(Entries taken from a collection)
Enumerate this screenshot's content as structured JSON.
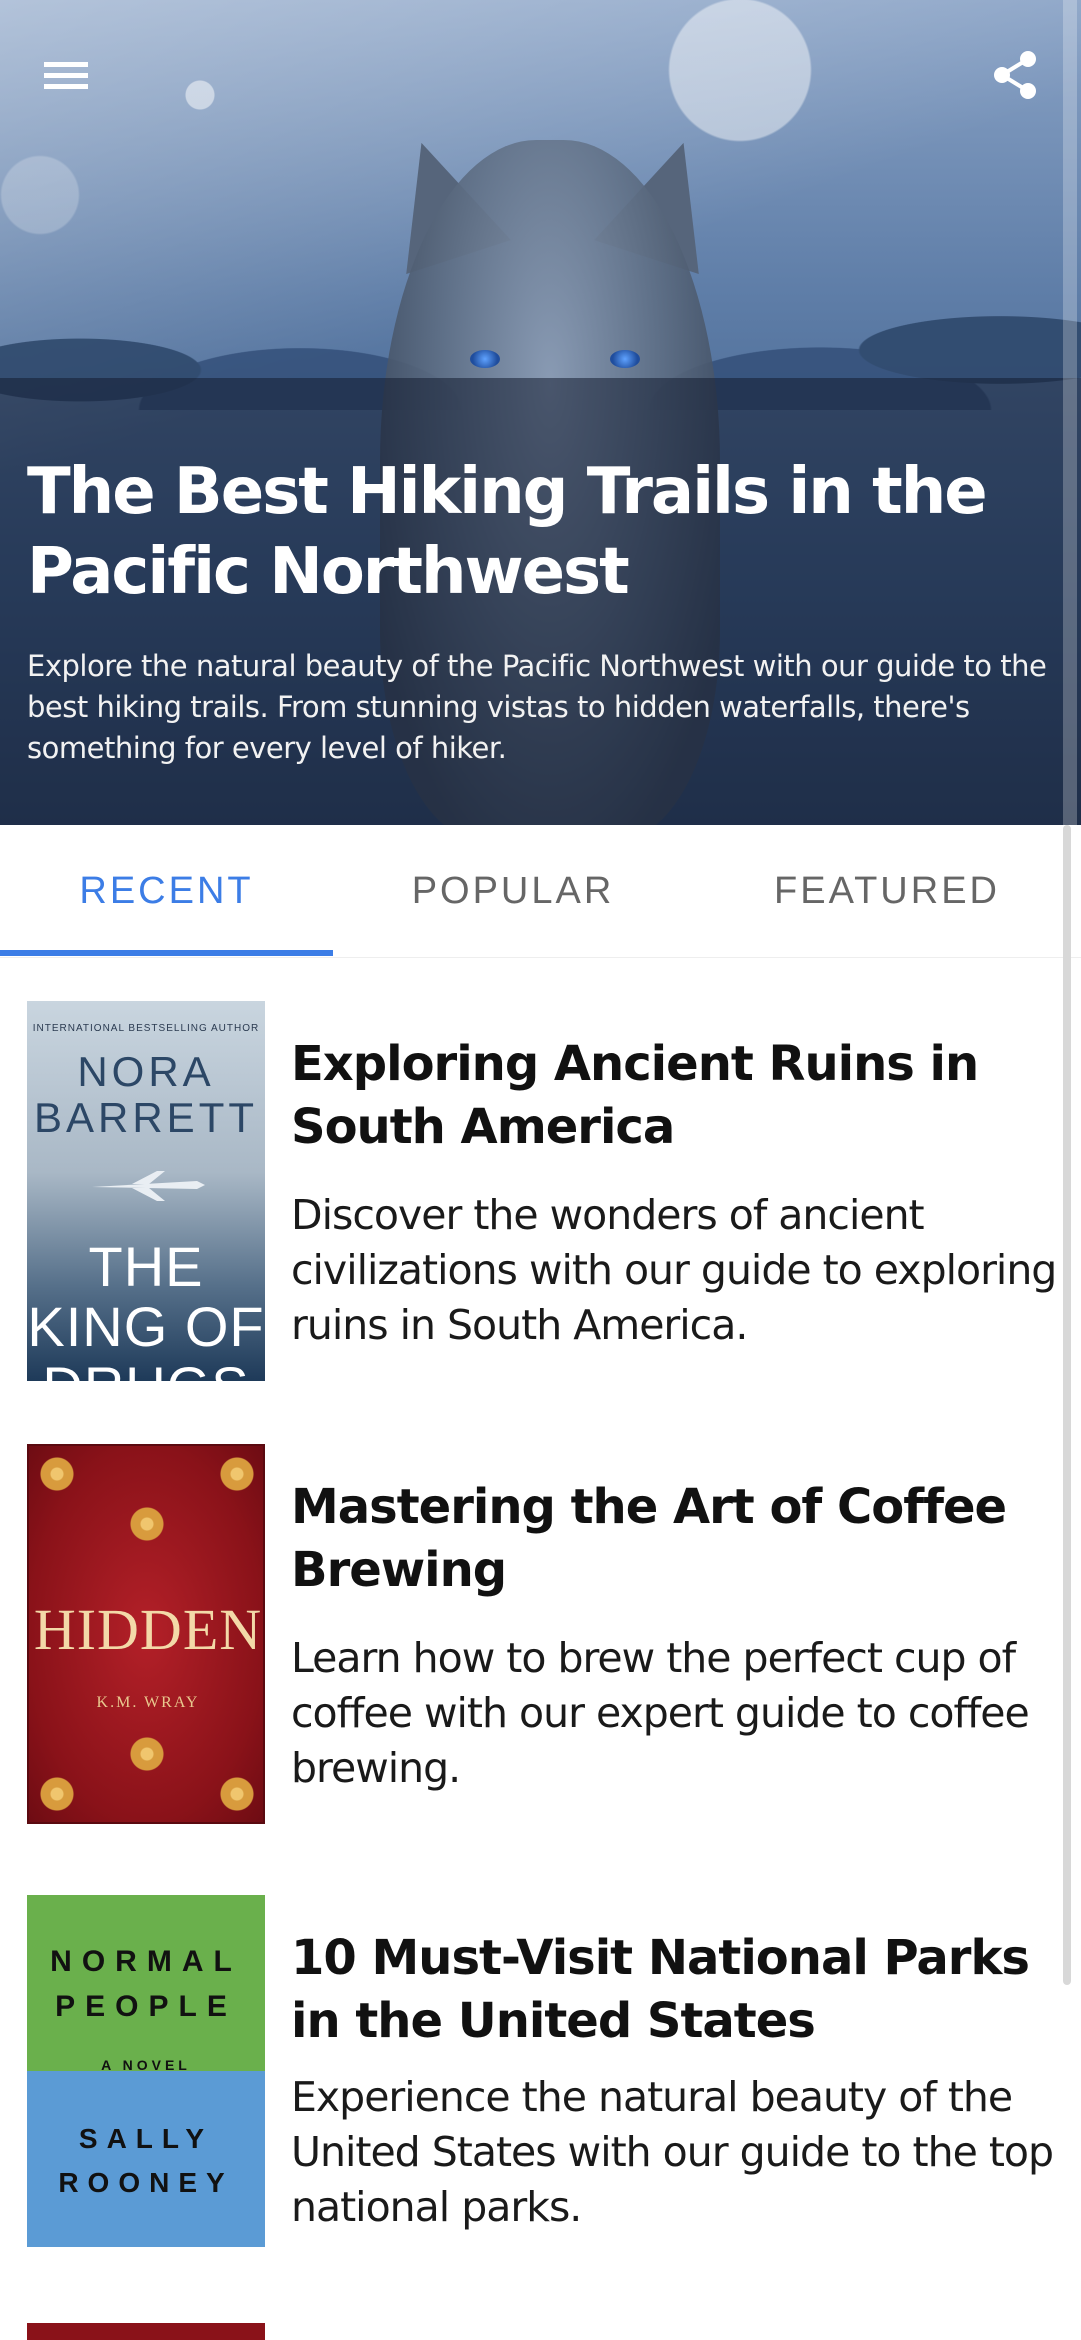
{
  "hero": {
    "title": "The Best Hiking Trails in the Pacific Northwest",
    "description": "Explore the natural beauty of the Pacific Northwest with our guide to the best hiking trails. From stunning vistas to hidden waterfalls, there's something for every level of hiker."
  },
  "icons": {
    "menu": "menu-icon",
    "share": "share-icon"
  },
  "tabs": [
    {
      "label": "RECENT",
      "active": true
    },
    {
      "label": "POPULAR",
      "active": false
    },
    {
      "label": "FEATURED",
      "active": false
    }
  ],
  "colors": {
    "accent": "#3c7de6",
    "tab_inactive": "#666666"
  },
  "articles": [
    {
      "title": "Exploring Ancient Ruins in South America",
      "description": "Discover the wonders of ancient civilizations with our guide to exploring ruins in South America.",
      "cover": {
        "tagline": "INTERNATIONAL BESTSELLING AUTHOR",
        "author": "NORA BARRETT",
        "title": "THE KING OF DRUGS"
      }
    },
    {
      "title": "Mastering the Art of Coffee Brewing",
      "description": "Learn how to brew the perfect cup of coffee with our expert guide to coffee brewing.",
      "cover": {
        "title": "HIDDEN",
        "author": "K.M. WRAY"
      }
    },
    {
      "title": "10 Must-Visit National Parks in the United States",
      "description": "Experience the natural beauty of the United States with our guide to the top national parks.",
      "cover": {
        "title_line1": "NORMAL",
        "title_line2": "PEOPLE",
        "subtitle": "A NOVEL",
        "author_line1": "SALLY",
        "author_line2": "ROONEY"
      }
    }
  ]
}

*WHAT YOU WILL DO:* Restate each of the entries above word for word and skip every image.

*TASK RESULT:*
Enumerate this screenshot's content as structured JSON.
{
  "hero": {
    "title": "The Best Hiking Trails in the Pacific Northwest",
    "description": "Explore the natural beauty of the Pacific Northwest with our guide to the best hiking trails. From stunning vistas to hidden waterfalls, there's something for every level of hiker."
  },
  "icons": {
    "menu": "menu-icon",
    "share": "share-icon"
  },
  "tabs": [
    {
      "label": "RECENT",
      "active": true
    },
    {
      "label": "POPULAR",
      "active": false
    },
    {
      "label": "FEATURED",
      "active": false
    }
  ],
  "colors": {
    "accent": "#3c7de6",
    "tab_inactive": "#666666"
  },
  "articles": [
    {
      "title": "Exploring Ancient Ruins in South America",
      "description": "Discover the wonders of ancient civilizations with our guide to exploring ruins in South America.",
      "cover": {
        "tagline": "INTERNATIONAL BESTSELLING AUTHOR",
        "author": "NORA BARRETT",
        "title": "THE KING OF DRUGS"
      }
    },
    {
      "title": "Mastering the Art of Coffee Brewing",
      "description": "Learn how to brew the perfect cup of coffee with our expert guide to coffee brewing.",
      "cover": {
        "title": "HIDDEN",
        "author": "K.M. WRAY"
      }
    },
    {
      "title": "10 Must-Visit National Parks in the United States",
      "description": "Experience the natural beauty of the United States with our guide to the top national parks.",
      "cover": {
        "title_line1": "NORMAL",
        "title_line2": "PEOPLE",
        "subtitle": "A NOVEL",
        "author_line1": "SALLY",
        "author_line2": "ROONEY"
      }
    }
  ]
}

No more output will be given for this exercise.